**Directions for this task**
Copy out every line of the data below without changing anything.

**Material for this exercise**
--- begin ---
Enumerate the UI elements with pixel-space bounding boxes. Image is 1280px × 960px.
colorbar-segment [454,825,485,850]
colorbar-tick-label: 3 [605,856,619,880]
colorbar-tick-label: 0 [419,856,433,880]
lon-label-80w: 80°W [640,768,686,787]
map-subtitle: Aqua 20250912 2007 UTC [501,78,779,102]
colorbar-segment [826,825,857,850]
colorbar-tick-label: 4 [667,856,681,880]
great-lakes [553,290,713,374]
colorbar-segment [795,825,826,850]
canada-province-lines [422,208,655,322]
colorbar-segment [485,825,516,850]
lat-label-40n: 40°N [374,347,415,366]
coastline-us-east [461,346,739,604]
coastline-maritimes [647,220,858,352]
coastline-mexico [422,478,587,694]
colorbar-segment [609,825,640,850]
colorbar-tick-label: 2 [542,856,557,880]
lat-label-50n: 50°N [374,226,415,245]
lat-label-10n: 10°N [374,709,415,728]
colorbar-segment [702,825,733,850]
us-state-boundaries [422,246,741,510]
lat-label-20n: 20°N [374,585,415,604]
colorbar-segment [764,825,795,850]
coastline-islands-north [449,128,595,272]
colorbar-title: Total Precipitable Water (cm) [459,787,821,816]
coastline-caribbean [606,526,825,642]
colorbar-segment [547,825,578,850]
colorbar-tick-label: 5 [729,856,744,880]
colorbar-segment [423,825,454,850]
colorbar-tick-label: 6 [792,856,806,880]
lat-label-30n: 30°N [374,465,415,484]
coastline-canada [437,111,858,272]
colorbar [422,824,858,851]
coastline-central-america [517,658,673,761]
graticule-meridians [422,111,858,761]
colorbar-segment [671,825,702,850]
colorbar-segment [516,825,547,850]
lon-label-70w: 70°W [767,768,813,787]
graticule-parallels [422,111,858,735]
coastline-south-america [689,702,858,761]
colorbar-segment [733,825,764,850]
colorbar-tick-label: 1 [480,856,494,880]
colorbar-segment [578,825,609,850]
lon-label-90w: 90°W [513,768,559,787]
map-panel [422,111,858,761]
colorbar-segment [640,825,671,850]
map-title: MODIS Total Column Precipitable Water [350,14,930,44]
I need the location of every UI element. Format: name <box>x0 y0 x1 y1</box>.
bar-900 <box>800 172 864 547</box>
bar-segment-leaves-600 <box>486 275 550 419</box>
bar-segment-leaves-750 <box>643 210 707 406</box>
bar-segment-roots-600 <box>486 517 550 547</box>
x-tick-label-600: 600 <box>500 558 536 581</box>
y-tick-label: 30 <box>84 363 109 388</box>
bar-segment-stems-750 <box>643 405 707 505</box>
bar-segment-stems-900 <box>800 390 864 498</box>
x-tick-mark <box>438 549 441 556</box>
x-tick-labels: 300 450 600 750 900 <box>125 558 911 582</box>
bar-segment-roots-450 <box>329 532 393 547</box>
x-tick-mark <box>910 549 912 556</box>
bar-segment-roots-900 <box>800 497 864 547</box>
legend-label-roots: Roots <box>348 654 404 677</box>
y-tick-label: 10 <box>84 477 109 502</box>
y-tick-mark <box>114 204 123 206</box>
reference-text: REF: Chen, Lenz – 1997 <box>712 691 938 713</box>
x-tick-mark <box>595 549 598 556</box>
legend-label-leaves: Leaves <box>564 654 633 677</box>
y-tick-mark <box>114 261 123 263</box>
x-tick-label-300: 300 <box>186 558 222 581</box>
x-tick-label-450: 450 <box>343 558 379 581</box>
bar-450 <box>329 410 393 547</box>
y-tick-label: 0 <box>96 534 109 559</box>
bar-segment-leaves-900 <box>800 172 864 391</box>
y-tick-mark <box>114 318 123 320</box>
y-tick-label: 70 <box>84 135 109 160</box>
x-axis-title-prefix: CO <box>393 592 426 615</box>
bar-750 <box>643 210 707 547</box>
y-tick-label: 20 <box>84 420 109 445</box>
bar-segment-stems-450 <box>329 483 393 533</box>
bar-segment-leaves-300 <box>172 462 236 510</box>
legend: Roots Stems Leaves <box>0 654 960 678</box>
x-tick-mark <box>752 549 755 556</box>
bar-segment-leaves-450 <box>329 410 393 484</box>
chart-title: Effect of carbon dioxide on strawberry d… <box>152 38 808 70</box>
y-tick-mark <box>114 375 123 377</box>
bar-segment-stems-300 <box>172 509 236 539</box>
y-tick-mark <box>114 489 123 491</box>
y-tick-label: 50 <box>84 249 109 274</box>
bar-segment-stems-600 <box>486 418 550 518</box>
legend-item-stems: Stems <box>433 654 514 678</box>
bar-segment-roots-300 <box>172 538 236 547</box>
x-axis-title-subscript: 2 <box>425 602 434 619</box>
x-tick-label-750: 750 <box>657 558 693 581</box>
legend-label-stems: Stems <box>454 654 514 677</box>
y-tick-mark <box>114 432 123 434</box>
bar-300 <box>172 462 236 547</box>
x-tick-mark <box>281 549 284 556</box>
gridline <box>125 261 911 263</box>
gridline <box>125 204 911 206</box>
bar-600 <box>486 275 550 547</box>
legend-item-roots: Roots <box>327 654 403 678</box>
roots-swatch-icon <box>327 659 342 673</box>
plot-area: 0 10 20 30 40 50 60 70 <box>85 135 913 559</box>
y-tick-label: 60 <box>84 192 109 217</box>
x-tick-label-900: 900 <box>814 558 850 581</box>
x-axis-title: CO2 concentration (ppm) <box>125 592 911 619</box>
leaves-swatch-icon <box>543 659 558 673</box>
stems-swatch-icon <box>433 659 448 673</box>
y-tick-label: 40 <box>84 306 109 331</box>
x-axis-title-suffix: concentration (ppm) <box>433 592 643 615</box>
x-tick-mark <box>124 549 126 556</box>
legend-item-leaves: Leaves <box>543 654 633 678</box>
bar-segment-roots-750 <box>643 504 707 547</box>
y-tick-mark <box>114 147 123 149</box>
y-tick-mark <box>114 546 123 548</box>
--- end ---
**Correct answer**
Enumerate the UI elements with pixel-space bounding boxes. Image is 1280px × 960px.
colorbar-segment [454,825,485,850]
colorbar-tick-label: 3 [605,856,619,880]
colorbar-tick-label: 0 [419,856,433,880]
lon-label-80w: 80°W [640,768,686,787]
map-subtitle: Aqua 20250912 2007 UTC [501,78,779,102]
colorbar-segment [826,825,857,850]
colorbar-tick-label: 4 [667,856,681,880]
great-lakes [553,290,713,374]
colorbar-segment [795,825,826,850]
canada-province-lines [422,208,655,322]
colorbar-segment [485,825,516,850]
lat-label-40n: 40°N [374,347,415,366]
coastline-us-east [461,346,739,604]
coastline-maritimes [647,220,858,352]
coastline-mexico [422,478,587,694]
colorbar-segment [609,825,640,850]
colorbar-tick-label: 2 [542,856,557,880]
lat-label-50n: 50°N [374,226,415,245]
lat-label-10n: 10°N [374,709,415,728]
colorbar-segment [702,825,733,850]
us-state-boundaries [422,246,741,510]
lat-label-20n: 20°N [374,585,415,604]
colorbar-segment [764,825,795,850]
coastline-islands-north [449,128,595,272]
colorbar-title: Total Precipitable Water (cm) [459,787,821,816]
coastline-caribbean [606,526,825,642]
colorbar-segment [547,825,578,850]
colorbar-tick-label: 5 [729,856,744,880]
colorbar-segment [423,825,454,850]
colorbar-tick-label: 6 [792,856,806,880]
lat-label-30n: 30°N [374,465,415,484]
coastline-canada [437,111,858,272]
colorbar [422,824,858,851]
coastline-central-america [517,658,673,761]
graticule-meridians [422,111,858,761]
colorbar-segment [671,825,702,850]
colorbar-segment [516,825,547,850]
lon-label-70w: 70°W [767,768,813,787]
graticule-parallels [422,111,858,735]
coastline-south-america [689,702,858,761]
colorbar-segment [733,825,764,850]
colorbar-tick-label: 1 [480,856,494,880]
colorbar-segment [578,825,609,850]
lon-label-90w: 90°W [513,768,559,787]
map-panel [422,111,858,761]
colorbar-segment [640,825,671,850]
map-title: MODIS Total Column Precipitable Water [350,14,930,44]
I need the location of every UI element. Format: name <box>x0 y0 x1 y1</box>.
bar-900 <box>800 172 864 547</box>
bar-segment-leaves-600 <box>486 275 550 419</box>
bar-segment-leaves-750 <box>643 210 707 406</box>
bar-segment-roots-600 <box>486 517 550 547</box>
x-tick-label-600: 600 <box>500 558 536 581</box>
y-tick-label: 30 <box>84 363 109 388</box>
bar-segment-stems-750 <box>643 405 707 505</box>
bar-segment-stems-900 <box>800 390 864 498</box>
x-tick-mark <box>438 549 441 556</box>
x-tick-labels: 300 450 600 750 900 <box>125 558 911 582</box>
bar-segment-roots-450 <box>329 532 393 547</box>
x-tick-mark <box>910 549 912 556</box>
bar-segment-roots-900 <box>800 497 864 547</box>
legend-label-roots: Roots <box>348 654 404 677</box>
y-tick-label: 10 <box>84 477 109 502</box>
y-tick-mark <box>114 204 123 206</box>
reference-text: REF: Chen, Lenz – 1997 <box>712 691 938 713</box>
x-tick-mark <box>595 549 598 556</box>
legend-label-leaves: Leaves <box>564 654 633 677</box>
y-tick-mark <box>114 261 123 263</box>
x-tick-label-300: 300 <box>186 558 222 581</box>
x-tick-label-450: 450 <box>343 558 379 581</box>
bar-450 <box>329 410 393 547</box>
y-tick-label: 0 <box>96 534 109 559</box>
bar-segment-leaves-900 <box>800 172 864 391</box>
y-tick-mark <box>114 318 123 320</box>
y-tick-label: 70 <box>84 135 109 160</box>
x-axis-title-prefix: CO <box>393 592 426 615</box>
bar-750 <box>643 210 707 547</box>
y-tick-label: 20 <box>84 420 109 445</box>
bar-segment-stems-450 <box>329 483 393 533</box>
bar-segment-leaves-300 <box>172 462 236 510</box>
legend: Roots Stems Leaves <box>0 654 960 678</box>
x-tick-mark <box>752 549 755 556</box>
bar-segment-leaves-450 <box>329 410 393 484</box>
chart-title: Effect of carbon dioxide on strawberry d… <box>152 38 808 70</box>
y-tick-mark <box>114 375 123 377</box>
bar-segment-stems-300 <box>172 509 236 539</box>
y-tick-mark <box>114 489 123 491</box>
y-tick-label: 50 <box>84 249 109 274</box>
bar-segment-stems-600 <box>486 418 550 518</box>
legend-item-stems: Stems <box>433 654 514 678</box>
bar-segment-roots-300 <box>172 538 236 547</box>
x-axis-title-subscript: 2 <box>425 602 434 619</box>
x-tick-label-750: 750 <box>657 558 693 581</box>
legend-label-stems: Stems <box>454 654 514 677</box>
y-tick-mark <box>114 432 123 434</box>
bar-300 <box>172 462 236 547</box>
x-tick-mark <box>281 549 284 556</box>
gridline <box>125 261 911 263</box>
gridline <box>125 204 911 206</box>
bar-600 <box>486 275 550 547</box>
legend-item-roots: Roots <box>327 654 403 678</box>
roots-swatch-icon <box>327 659 342 673</box>
plot-area: 0 10 20 30 40 50 60 70 <box>85 135 913 559</box>
y-tick-label: 60 <box>84 192 109 217</box>
x-tick-label-900: 900 <box>814 558 850 581</box>
x-axis-title: CO2 concentration (ppm) <box>125 592 911 619</box>
leaves-swatch-icon <box>543 659 558 673</box>
stems-swatch-icon <box>433 659 448 673</box>
y-tick-label: 40 <box>84 306 109 331</box>
x-axis-title-suffix: concentration (ppm) <box>433 592 643 615</box>
x-tick-mark <box>124 549 126 556</box>
legend-item-leaves: Leaves <box>543 654 633 678</box>
bar-segment-roots-750 <box>643 504 707 547</box>
y-tick-mark <box>114 147 123 149</box>
y-tick-mark <box>114 546 123 548</box>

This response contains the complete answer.